Emit the data below verbatim, stripping out any pictures.

■ Items listed in a dataset:
════════════════════
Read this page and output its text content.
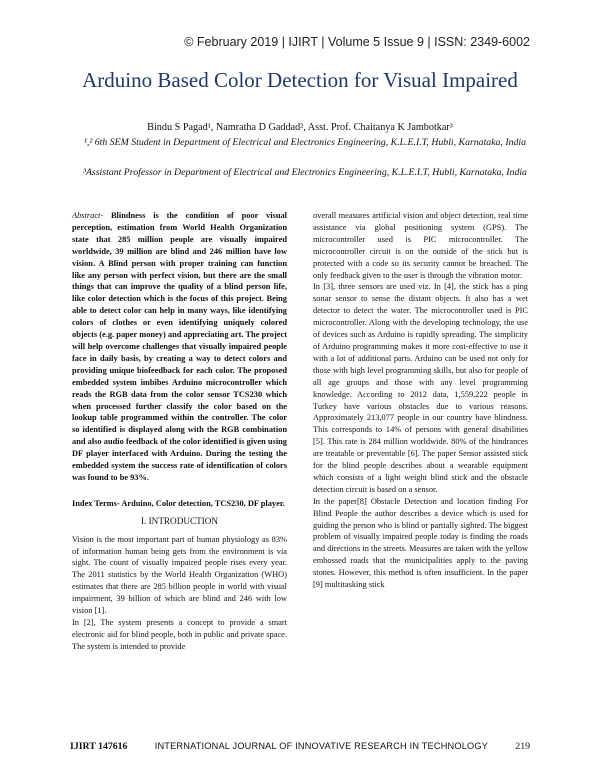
© February 2019 | IJIRT | Volume 5 Issue 9 | ISSN: 2349-6002
Arduino Based Color Detection for Visual Impaired
Bindu S Pagad¹, Namratha D Gaddad², Asst. Prof. Chaitanya K Jambotkar³
¹,² 6th SEM Student in Department of Electrical and Electronics Engineering, K.L.E.I.T, Hubli, Karnataka, India
³Assistant Professor in Department of Electrical and Electronics Engineering, K.L.E.I.T, Hubli, Karnataka, India

Abstract- Blindness is the condition of poor visual perception, estimation from World Health Organization state that 285 million people are visually impaired worldwide, 39 million are blind and 246 million have low vision. A Blind person with proper training can function like any person with perfect vision, but there are the small things that can improve the quality of a blind person life, like color detection which is the focus of this project. Being able to detect color can help in many ways, like identifying colors of clothes or even identifying uniquely colored objects (e.g. paper money) and appreciating art. The project will help overcome challenges that visually impaired people face in daily basis, by creating a way to detect colors and providing unique biofeedback for each color. The proposed embedded system imbibes Arduino microcontroller which reads the RGB data from the color sensor TCS230 which when processed further classify the color based on the lookup table programmed within the controller. The color so identified is displayed along with the RGB combination and also audio feedback of the color identified is given using DF player interfaced with Arduino. During the testing the embedded system the success rate of identification of colors was found to be 93%.

Index Terms- Arduino, Color detection, TCS230, DF player.

I. INTRODUCTION

Vision is the most important part of human physiology as 83% of information human being gets from the environment is via sight. The count of visually impaired people rises every year. The 2011 statistics by the World Health Organization (WHO) estimates that there are 285 billion people in world with visual impairment, 39 billion of which are blind and 246 with low vision [1].

In [2], The system presents a concept to provide a smart electronic aid for blind people, both in public and private space. The system is intended to provide

overall measures artificial vision and object detection, real time assistance via global positioning system (GPS). The microcontroller used is PIC microcontroller. The microcontroller circuit is on the outside of the stick but is protected with a code so its security cannot be breached. The only feedback given to the user is through the vibration motor.

In [3], three sensors are used viz. In [4], the stick has a ping sonar sensor to sense the distant objects. It also has a wet detector to detect the water. The microcontroller used is PIC microcontroller. Along with the developing technology, the use of devices such as Arduino is rapidly spreading. The simplicity of Arduino programming makes it more cost-effective to use it with a lot of additional parts. Arduino can be used not only for those with high level programming skills, but also for people of all age groups and those with any level programming knowledge. According to 2012 data, 1,559,222 people in Turkey have various obstacles due to various reasons. Approximately 213,077 people in our country have blindness. This corresponds to 14% of persons with general disabilities [5]. This rate is 284 million worldwide. 80% of the hindrances are treatable or preventable [6]. The paper Sensor assisted stick for the blind people describes about a wearable equipment which consists of a light weight blind stick and the obstacle detection circuit is based on a sensor.

In the paper[8] Obstacle Detection and location finding For Blind People the author describes a device which is used for guiding the person who is blind or partially sighted. The biggest problem of visually impaired people today is finding the roads and directions in the streets. Measures are taken with the yellow embossed roads that the municipalities apply to the paving stones. However, this method is often insufficient. In the paper [9] multitasking stick

IJIRT 147616	INTERNATIONAL JOURNAL OF INNOVATIVE RESEARCH IN TECHNOLOGY	219
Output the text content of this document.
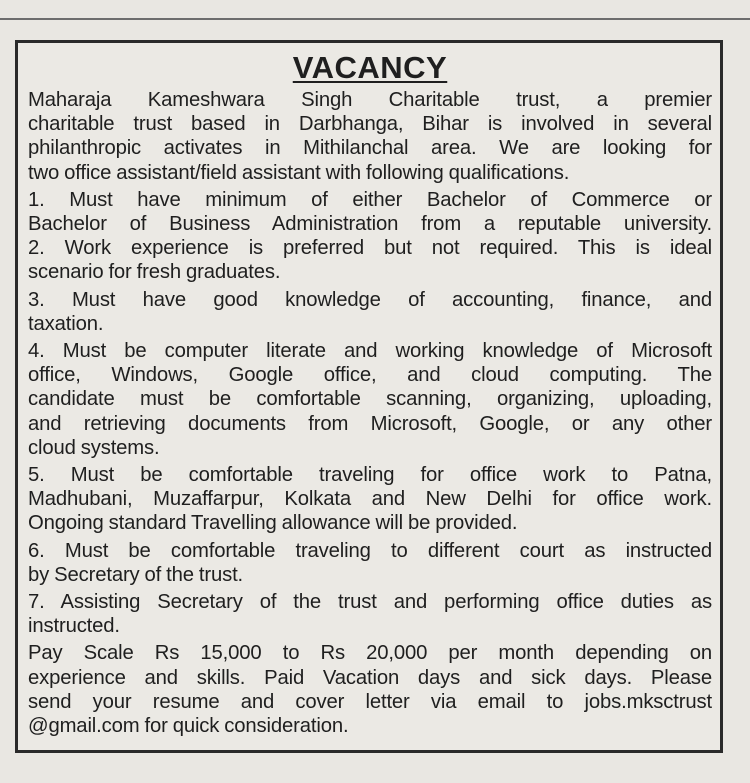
VACANCY

Maharaja Kameshwara Singh Charitable trust, a premier
charitable trust based in Darbhanga, Bihar is involved in several
philanthropic activates in Mithilanchal area. We are looking for
two office assistant/field assistant with following qualifications.

1. Must have minimum of either Bachelor of Commerce or
Bachelor of Business Administration from a reputable university.
2. Work experience is preferred but not required. This is ideal
scenario for fresh graduates.

3. Must have good knowledge of accounting, finance, and
taxation.

4. Must be computer literate and working knowledge of Microsoft
office, Windows, Google office, and cloud computing. The
candidate must be comfortable scanning, organizing, uploading,
and retrieving documents from Microsoft, Google, or any other
cloud systems.

5. Must be comfortable traveling for office work to Patna,
Madhubani, Muzaffarpur, Kolkata and New Delhi for office work.
Ongoing standard Travelling allowance will be provided.

6. Must be comfortable traveling to different court as instructed
by Secretary of the trust.

7. Assisting Secretary of the trust and performing office duties as
instructed.

Pay Scale Rs 15,000 to Rs 20,000 per month depending on
experience and skills. Paid Vacation days and sick days. Please
send your resume and cover letter via email to jobs.mksctrust
@gmail.com for quick consideration.
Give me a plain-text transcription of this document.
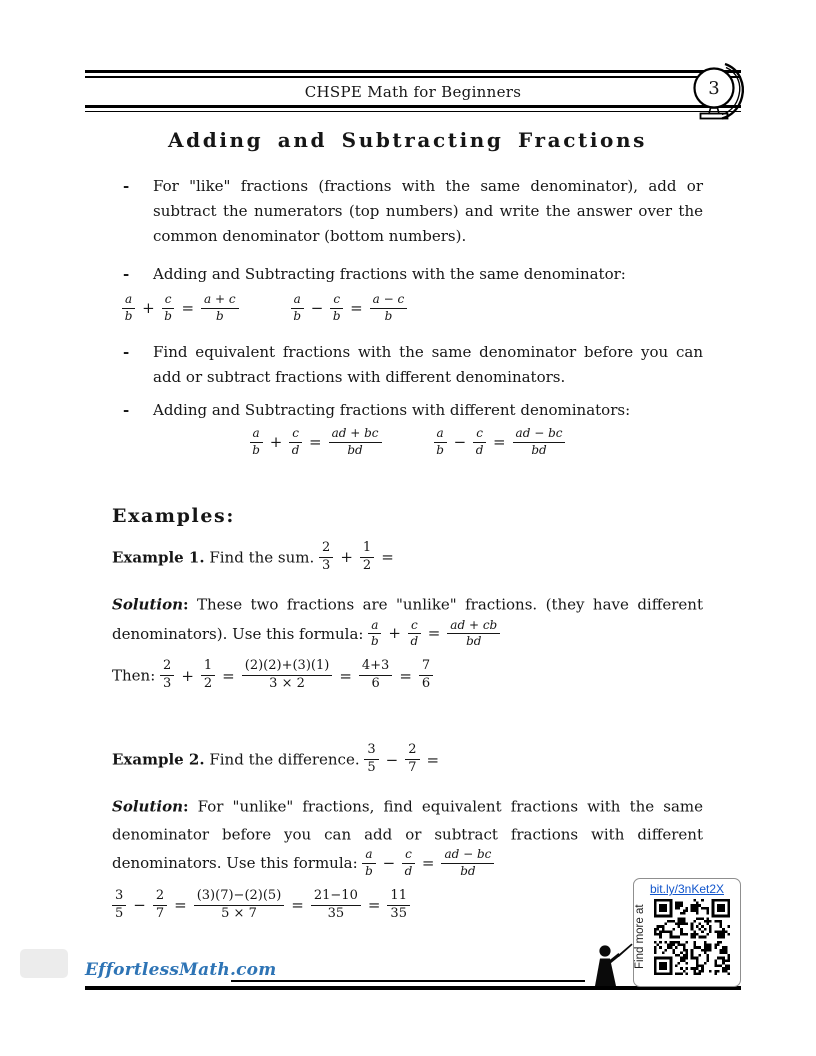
CHSPE Math for Beginners	3
Adding and Subtracting Fractions
-	For "like" fractions (fractions with the same denominator), add or subtract the numerators (top numbers) and write the answer over the common denominator (bottom numbers).
-	Adding and Subtracting fractions with the same denominator:
$\frac{a}{b} + \frac{c}{b} = \frac{a + c}{b}$	$\frac{a}{b} - \frac{c}{b} = \frac{a - c}{b}$
-	Find equivalent fractions with the same denominator before you can add or subtract fractions with different denominators.
-	Adding and Subtracting fractions with different denominators:
$\frac{a}{b} + \frac{c}{d} = \frac{ad + bc}{bd}$	$\frac{a}{b} - \frac{c}{d} = \frac{ad - bc}{bd}$
Examples:
Example 1. Find the sum. $\frac{2}{3} + \frac{1}{2}$ =
Solution: These two fractions are "unlike" fractions. (they have different denominators). Use this formula: $\frac{a}{b} + \frac{c}{d} = \frac{ad + cb}{bd}$
Then: $\frac{2}{3} + \frac{1}{2} = \frac{(2)(2)+(3)(1)}{3 \times 2} = \frac{4+3}{6} = \frac{7}{6}$
Example 2. Find the difference. $\frac{3}{5} - \frac{2}{7}$ =
Solution: For "unlike" fractions, find equivalent fractions with the same denominator before you can add or subtract fractions with different denominators. Use this formula: $\frac{a}{b} - \frac{c}{d} = \frac{ad - bc}{bd}$
$\frac{3}{5} - \frac{2}{7} = \frac{(3)(7)-(2)(5)}{5 \times 7} = \frac{21-10}{35} = \frac{11}{35}$	bit.ly/3nKet2X
Find more at
EffortlessMath.com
════════════════════
■ WRITTEN RESPONSE:
Read this page and output its text content.
© February 2019 | IJIRT | Volume 5 Issue 9 | ISSN: 2349-6002
Arduino Based Color Detection for Visual Impaired
Bindu S Pagad¹, Namratha D Gaddad², Asst. Prof. Chaitanya K Jambotkar³
¹,² 6th SEM Student in Department of Electrical and Electronics Engineering, K.L.E.I.T, Hubli, Karnataka, India
³Assistant Professor in Department of Electrical and Electronics Engineering, K.L.E.I.T, Hubli, Karnataka, India

Abstract- Blindness is the condition of poor visual perception, estimation from World Health Organization state that 285 million people are visually impaired worldwide, 39 million are blind and 246 million have low vision. A Blind person with proper training can function like any person with perfect vision, but there are the small things that can improve the quality of a blind person life, like color detection which is the focus of this project. Being able to detect color can help in many ways, like identifying colors of clothes or even identifying uniquely colored objects (e.g. paper money) and appreciating art. The project will help overcome challenges that visually impaired people face in daily basis, by creating a way to detect colors and providing unique biofeedback for each color. The proposed embedded system imbibes Arduino microcontroller which reads the RGB data from the color sensor TCS230 which when processed further classify the color based on the lookup table programmed within the controller. The color so identified is displayed along with the RGB combination and also audio feedback of the color identified is given using DF player interfaced with Arduino. During the testing the embedded system the success rate of identification of colors was found to be 93%.

Index Terms- Arduino, Color detection, TCS230, DF player.

I. INTRODUCTION

Vision is the most important part of human physiology as 83% of information human being gets from the environment is via sight. The count of visually impaired people rises every year. The 2011 statistics by the World Health Organization (WHO) estimates that there are 285 billion people in world with visual impairment, 39 billion of which are blind and 246 with low vision [1].

In [2], The system presents a concept to provide a smart electronic aid for blind people, both in public and private space. The system is intended to provide

overall measures artificial vision and object detection, real time assistance via global positioning system (GPS). The microcontroller used is PIC microcontroller. The microcontroller circuit is on the outside of the stick but is protected with a code so its security cannot be breached. The only feedback given to the user is through the vibration motor.

In [3], three sensors are used viz. In [4], the stick has a ping sonar sensor to sense the distant objects. It also has a wet detector to detect the water. The microcontroller used is PIC microcontroller. Along with the developing technology, the use of devices such as Arduino is rapidly spreading. The simplicity of Arduino programming makes it more cost-effective to use it with a lot of additional parts. Arduino can be used not only for those with high level programming skills, but also for people of all age groups and those with any level programming knowledge. According to 2012 data, 1,559,222 people in Turkey have various obstacles due to various reasons. Approximately 213,077 people in our country have blindness. This corresponds to 14% of persons with general disabilities [5]. This rate is 284 million worldwide. 80% of the hindrances are treatable or preventable [6]. The paper Sensor assisted stick for the blind people describes about a wearable equipment which consists of a light weight blind stick and the obstacle detection circuit is based on a sensor.

In the paper[8] Obstacle Detection and location finding For Blind People the author describes a device which is used for guiding the person who is blind or partially sighted. The biggest problem of visually impaired people today is finding the roads and directions in the streets. Measures are taken with the yellow embossed roads that the municipalities apply to the paving stones. However, this method is often insufficient. In the paper [9] multitasking stick

IJIRT 147616	INTERNATIONAL JOURNAL OF INNOVATIVE RESEARCH IN TECHNOLOGY	219
Output the text content of this document.
VACANCY

Maharaja Kameshwara Singh Charitable trust, a premier
charitable trust based in Darbhanga, Bihar is involved in several
philanthropic activates in Mithilanchal area. We are looking for
two office assistant/field assistant with following qualifications.

1. Must have minimum of either Bachelor of Commerce or
Bachelor of Business Administration from a reputable university.
2. Work experience is preferred but not required. This is ideal
scenario for fresh graduates.

3. Must have good knowledge of accounting, finance, and
taxation.

4. Must be computer literate and working knowledge of Microsoft
office, Windows, Google office, and cloud computing. The
candidate must be comfortable scanning, organizing, uploading,
and retrieving documents from Microsoft, Google, or any other
cloud systems.

5. Must be comfortable traveling for office work to Patna,
Madhubani, Muzaffarpur, Kolkata and New Delhi for office work.
Ongoing standard Travelling allowance will be provided.

6. Must be comfortable traveling to different court as instructed
by Secretary of the trust.

7. Assisting Secretary of the trust and performing office duties as
instructed.

Pay Scale Rs 15,000 to Rs 20,000 per month depending on
experience and skills. Paid Vacation days and sick days. Please
send your resume and cover letter via email to jobs.mksctrust
@gmail.com for quick consideration.
Give me a plain-text transcription of this document.
CHSPE Math for Beginners	3
Adding and Subtracting Fractions
-	For "like" fractions (fractions with the same denominator), add or subtract the numerators (top numbers) and write the answer over the common denominator (bottom numbers).
-	Adding and Subtracting fractions with the same denominator:
$\frac{a}{b} + \frac{c}{b} = \frac{a + c}{b}$	$\frac{a}{b} - \frac{c}{b} = \frac{a - c}{b}$
-	Find equivalent fractions with the same denominator before you can add or subtract fractions with different denominators.
-	Adding and Subtracting fractions with different denominators:
$\frac{a}{b} + \frac{c}{d} = \frac{ad + bc}{bd}$	$\frac{a}{b} - \frac{c}{d} = \frac{ad - bc}{bd}$
Examples:
Example 1. Find the sum. $\frac{2}{3} + \frac{1}{2}$ =
Solution: These two fractions are "unlike" fractions. (they have different denominators). Use this formula: $\frac{a}{b} + \frac{c}{d} = \frac{ad + cb}{bd}$
Then: $\frac{2}{3} + \frac{1}{2} = \frac{(2)(2)+(3)(1)}{3 \times 2} = \frac{4+3}{6} = \frac{7}{6}$
Example 2. Find the difference. $\frac{3}{5} - \frac{2}{7}$ =
Solution: For "unlike" fractions, find equivalent fractions with the same denominator before you can add or subtract fractions with different denominators. Use this formula: $\frac{a}{b} - \frac{c}{d} = \frac{ad - bc}{bd}$
$\frac{3}{5} - \frac{2}{7} = \frac{(3)(7)-(2)(5)}{5 \times 7} = \frac{21-10}{35} = \frac{11}{35}$	bit.ly/3nKet2X
Find more at
EffortlessMath.com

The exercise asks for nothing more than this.